### Instructions to follow
Quote the listing below in full and exactly as written, but omit every picture.

-*-

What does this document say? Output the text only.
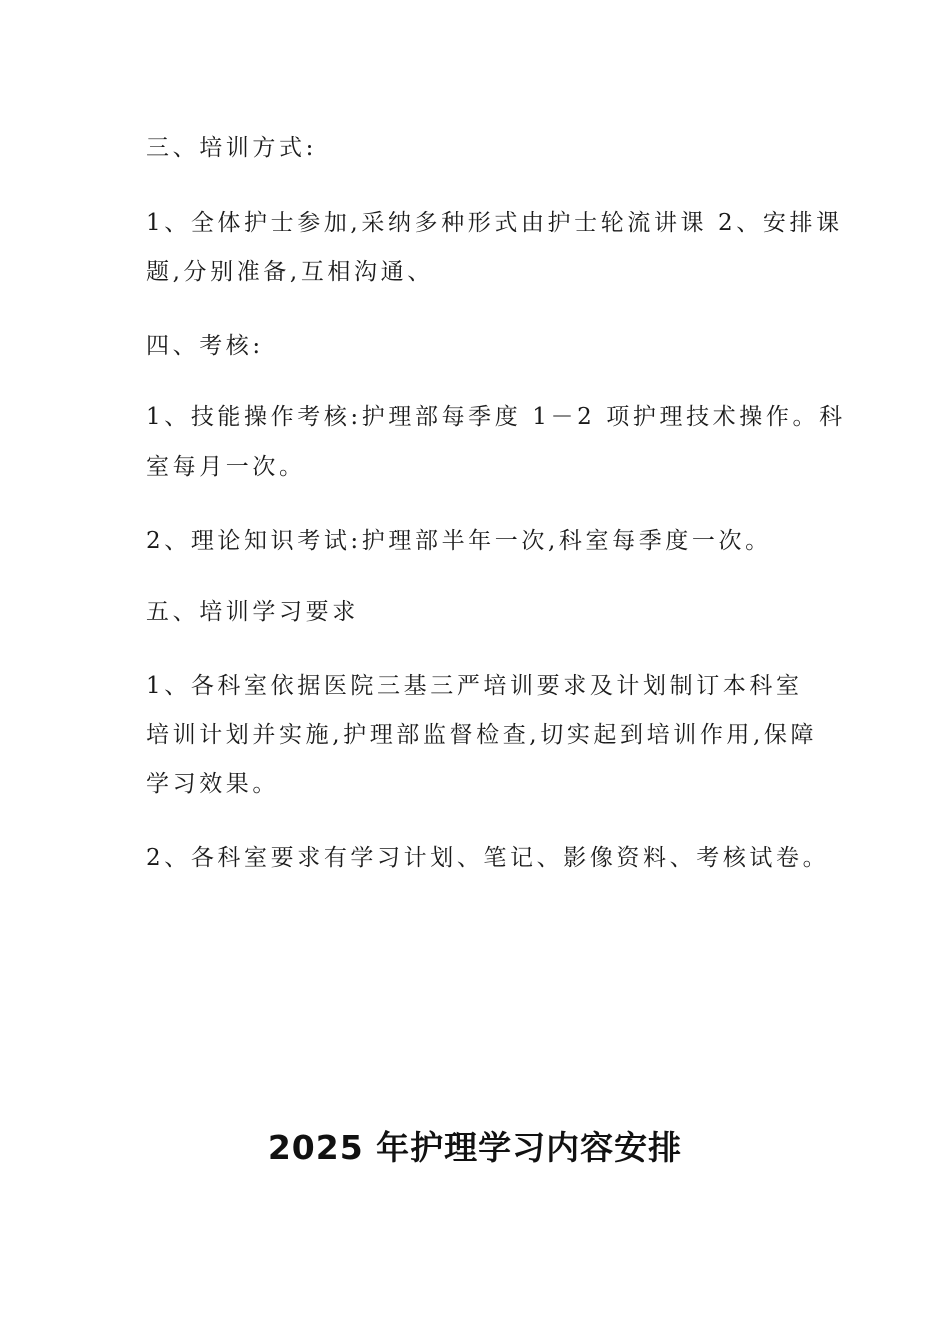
三、培训方式:

1、全体护士参加,采纳多种形式由护士轮流讲课 2、安排课

题,分别准备,互相沟通、

四、考核:

1、技能操作考核:护理部每季度 1－2 项护理技术操作。科

室每月一次。

2、理论知识考试:护理部半年一次,科室每季度一次。

五、培训学习要求

1、各科室依据医院三基三严培训要求及计划制订本科室

培训计划并实施,护理部监督检查,切实起到培训作用,保障

学习效果。

2、各科室要求有学习计划、笔记、影像资料、考核试卷。

2025 年护理学习内容安排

-*-

### Result of the task
What does this document say? Output the text only.
三、培训方式:

1、全体护士参加,采纳多种形式由护士轮流讲课 2、安排课

题,分别准备,互相沟通、

四、考核:

1、技能操作考核:护理部每季度 1－2 项护理技术操作。科

室每月一次。

2、理论知识考试:护理部半年一次,科室每季度一次。

五、培训学习要求

1、各科室依据医院三基三严培训要求及计划制订本科室

培训计划并实施,护理部监督检查,切实起到培训作用,保障

学习效果。

2、各科室要求有学习计划、笔记、影像资料、考核试卷。

2025 年护理学习内容安排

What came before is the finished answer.